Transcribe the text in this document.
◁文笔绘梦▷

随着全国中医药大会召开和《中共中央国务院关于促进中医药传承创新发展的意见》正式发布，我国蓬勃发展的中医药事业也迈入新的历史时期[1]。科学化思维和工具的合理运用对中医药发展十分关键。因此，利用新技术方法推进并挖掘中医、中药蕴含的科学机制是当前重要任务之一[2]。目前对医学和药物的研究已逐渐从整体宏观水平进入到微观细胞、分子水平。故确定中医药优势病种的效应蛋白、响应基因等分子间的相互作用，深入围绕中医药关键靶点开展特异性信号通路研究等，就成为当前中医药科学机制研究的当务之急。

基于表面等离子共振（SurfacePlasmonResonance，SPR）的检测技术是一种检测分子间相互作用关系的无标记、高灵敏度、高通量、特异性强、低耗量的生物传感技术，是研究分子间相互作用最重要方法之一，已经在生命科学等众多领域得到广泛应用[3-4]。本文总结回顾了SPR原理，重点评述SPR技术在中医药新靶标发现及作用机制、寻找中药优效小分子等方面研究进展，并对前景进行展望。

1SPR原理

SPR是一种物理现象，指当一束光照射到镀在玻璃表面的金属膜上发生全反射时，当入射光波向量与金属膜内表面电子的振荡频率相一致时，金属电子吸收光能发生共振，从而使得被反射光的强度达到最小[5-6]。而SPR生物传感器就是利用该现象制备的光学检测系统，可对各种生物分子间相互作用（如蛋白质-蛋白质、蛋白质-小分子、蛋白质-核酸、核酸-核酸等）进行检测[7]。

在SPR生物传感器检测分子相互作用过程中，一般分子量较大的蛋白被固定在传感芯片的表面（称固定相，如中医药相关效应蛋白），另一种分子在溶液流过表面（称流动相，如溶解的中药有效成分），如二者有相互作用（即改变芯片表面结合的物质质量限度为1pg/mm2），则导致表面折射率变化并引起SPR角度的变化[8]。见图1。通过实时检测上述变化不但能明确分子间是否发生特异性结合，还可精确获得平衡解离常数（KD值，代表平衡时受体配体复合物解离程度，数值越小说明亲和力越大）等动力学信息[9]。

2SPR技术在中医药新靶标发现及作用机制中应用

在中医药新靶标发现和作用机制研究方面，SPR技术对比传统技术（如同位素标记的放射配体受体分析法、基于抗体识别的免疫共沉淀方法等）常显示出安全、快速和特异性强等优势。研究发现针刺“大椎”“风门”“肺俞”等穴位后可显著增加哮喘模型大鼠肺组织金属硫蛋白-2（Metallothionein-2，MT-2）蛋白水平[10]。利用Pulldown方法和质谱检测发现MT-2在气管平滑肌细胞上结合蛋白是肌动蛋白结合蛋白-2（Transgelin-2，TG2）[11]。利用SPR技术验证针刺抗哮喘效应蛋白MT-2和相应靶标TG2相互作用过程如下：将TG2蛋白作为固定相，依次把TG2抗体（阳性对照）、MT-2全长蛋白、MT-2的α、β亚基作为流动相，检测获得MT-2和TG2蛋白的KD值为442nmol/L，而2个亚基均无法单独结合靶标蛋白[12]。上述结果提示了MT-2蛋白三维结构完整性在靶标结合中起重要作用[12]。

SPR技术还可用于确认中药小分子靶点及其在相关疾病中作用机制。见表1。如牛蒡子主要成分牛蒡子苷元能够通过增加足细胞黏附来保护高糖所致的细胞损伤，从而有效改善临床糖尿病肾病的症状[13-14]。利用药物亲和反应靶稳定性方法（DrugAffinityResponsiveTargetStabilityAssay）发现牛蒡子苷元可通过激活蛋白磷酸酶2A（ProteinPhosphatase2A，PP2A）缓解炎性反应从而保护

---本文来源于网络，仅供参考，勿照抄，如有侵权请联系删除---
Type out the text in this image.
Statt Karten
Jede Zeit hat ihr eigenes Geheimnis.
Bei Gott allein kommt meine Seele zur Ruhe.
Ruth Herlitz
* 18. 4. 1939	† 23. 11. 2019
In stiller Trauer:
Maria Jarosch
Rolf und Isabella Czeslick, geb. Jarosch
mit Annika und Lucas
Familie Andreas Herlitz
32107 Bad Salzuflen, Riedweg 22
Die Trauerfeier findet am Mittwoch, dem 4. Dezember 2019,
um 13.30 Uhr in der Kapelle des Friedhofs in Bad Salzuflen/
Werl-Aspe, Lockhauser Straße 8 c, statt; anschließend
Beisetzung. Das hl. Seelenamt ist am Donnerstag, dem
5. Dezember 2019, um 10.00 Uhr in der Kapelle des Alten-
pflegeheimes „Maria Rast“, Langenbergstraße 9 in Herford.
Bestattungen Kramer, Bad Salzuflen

= = = = = = =

▸ **EXERCISE**
Copy each entry exactly, with nothing added or dropped.

▸ **RESPONSE FOR THIS EXERCISE**
Transcribe the text in this document.
◁文笔绘梦▷

随着全国中医药大会召开和《中共中央国务院关于促进中医药传承创新发展的意见》正式发布，我国蓬勃发展的中医药事业也迈入新的历史时期[1]。科学化思维和工具的合理运用对中医药发展十分关键。因此，利用新技术方法推进并挖掘中医、中药蕴含的科学机制是当前重要任务之一[2]。目前对医学和药物的研究已逐渐从整体宏观水平进入到微观细胞、分子水平。故确定中医药优势病种的效应蛋白、响应基因等分子间的相互作用，深入围绕中医药关键靶点开展特异性信号通路研究等，就成为当前中医药科学机制研究的当务之急。

基于表面等离子共振（SurfacePlasmonResonance，SPR）的检测技术是一种检测分子间相互作用关系的无标记、高灵敏度、高通量、特异性强、低耗量的生物传感技术，是研究分子间相互作用最重要方法之一，已经在生命科学等众多领域得到广泛应用[3-4]。本文总结回顾了SPR原理，重点评述SPR技术在中医药新靶标发现及作用机制、寻找中药优效小分子等方面研究进展，并对前景进行展望。

1SPR原理

SPR是一种物理现象，指当一束光照射到镀在玻璃表面的金属膜上发生全反射时，当入射光波向量与金属膜内表面电子的振荡频率相一致时，金属电子吸收光能发生共振，从而使得被反射光的强度达到最小[5-6]。而SPR生物传感器就是利用该现象制备的光学检测系统，可对各种生物分子间相互作用（如蛋白质-蛋白质、蛋白质-小分子、蛋白质-核酸、核酸-核酸等）进行检测[7]。

在SPR生物传感器检测分子相互作用过程中，一般分子量较大的蛋白被固定在传感芯片的表面（称固定相，如中医药相关效应蛋白），另一种分子在溶液流过表面（称流动相，如溶解的中药有效成分），如二者有相互作用（即改变芯片表面结合的物质质量限度为1pg/mm2），则导致表面折射率变化并引起SPR角度的变化[8]。见图1。通过实时检测上述变化不但能明确分子间是否发生特异性结合，还可精确获得平衡解离常数（KD值，代表平衡时受体配体复合物解离程度，数值越小说明亲和力越大）等动力学信息[9]。

2SPR技术在中医药新靶标发现及作用机制中应用

在中医药新靶标发现和作用机制研究方面，SPR技术对比传统技术（如同位素标记的放射配体受体分析法、基于抗体识别的免疫共沉淀方法等）常显示出安全、快速和特异性强等优势。研究发现针刺“大椎”“风门”“肺俞”等穴位后可显著增加哮喘模型大鼠肺组织金属硫蛋白-2（Metallothionein-2，MT-2）蛋白水平[10]。利用Pulldown方法和质谱检测发现MT-2在气管平滑肌细胞上结合蛋白是肌动蛋白结合蛋白-2（Transgelin-2，TG2）[11]。利用SPR技术验证针刺抗哮喘效应蛋白MT-2和相应靶标TG2相互作用过程如下：将TG2蛋白作为固定相，依次把TG2抗体（阳性对照）、MT-2全长蛋白、MT-2的α、β亚基作为流动相，检测获得MT-2和TG2蛋白的KD值为442nmol/L，而2个亚基均无法单独结合靶标蛋白[12]。上述结果提示了MT-2蛋白三维结构完整性在靶标结合中起重要作用[12]。

SPR技术还可用于确认中药小分子靶点及其在相关疾病中作用机制。见表1。如牛蒡子主要成分牛蒡子苷元能够通过增加足细胞黏附来保护高糖所致的细胞损伤，从而有效改善临床糖尿病肾病的症状[13-14]。利用药物亲和反应靶稳定性方法（DrugAffinityResponsiveTargetStabilityAssay）发现牛蒡子苷元可通过激活蛋白磷酸酶2A（ProteinPhosphatase2A，PP2A）缓解炎性反应从而保护

---本文来源于网络，仅供参考，勿照抄，如有侵权请联系删除---
Type out the text in this image.
Statt Karten
Jede Zeit hat ihr eigenes Geheimnis.
Bei Gott allein kommt meine Seele zur Ruhe.
Ruth Herlitz
* 18. 4. 1939	† 23. 11. 2019
In stiller Trauer:
Maria Jarosch
Rolf und Isabella Czeslick, geb. Jarosch
mit Annika und Lucas
Familie Andreas Herlitz
32107 Bad Salzuflen, Riedweg 22
Die Trauerfeier findet am Mittwoch, dem 4. Dezember 2019,
um 13.30 Uhr in der Kapelle des Friedhofs in Bad Salzuflen/
Werl-Aspe, Lockhauser Straße 8 c, statt; anschließend
Beisetzung. Das hl. Seelenamt ist am Donnerstag, dem
5. Dezember 2019, um 10.00 Uhr in der Kapelle des Alten-
pflegeheimes „Maria Rast“, Langenbergstraße 9 in Herford.
Bestattungen Kramer, Bad Salzuflen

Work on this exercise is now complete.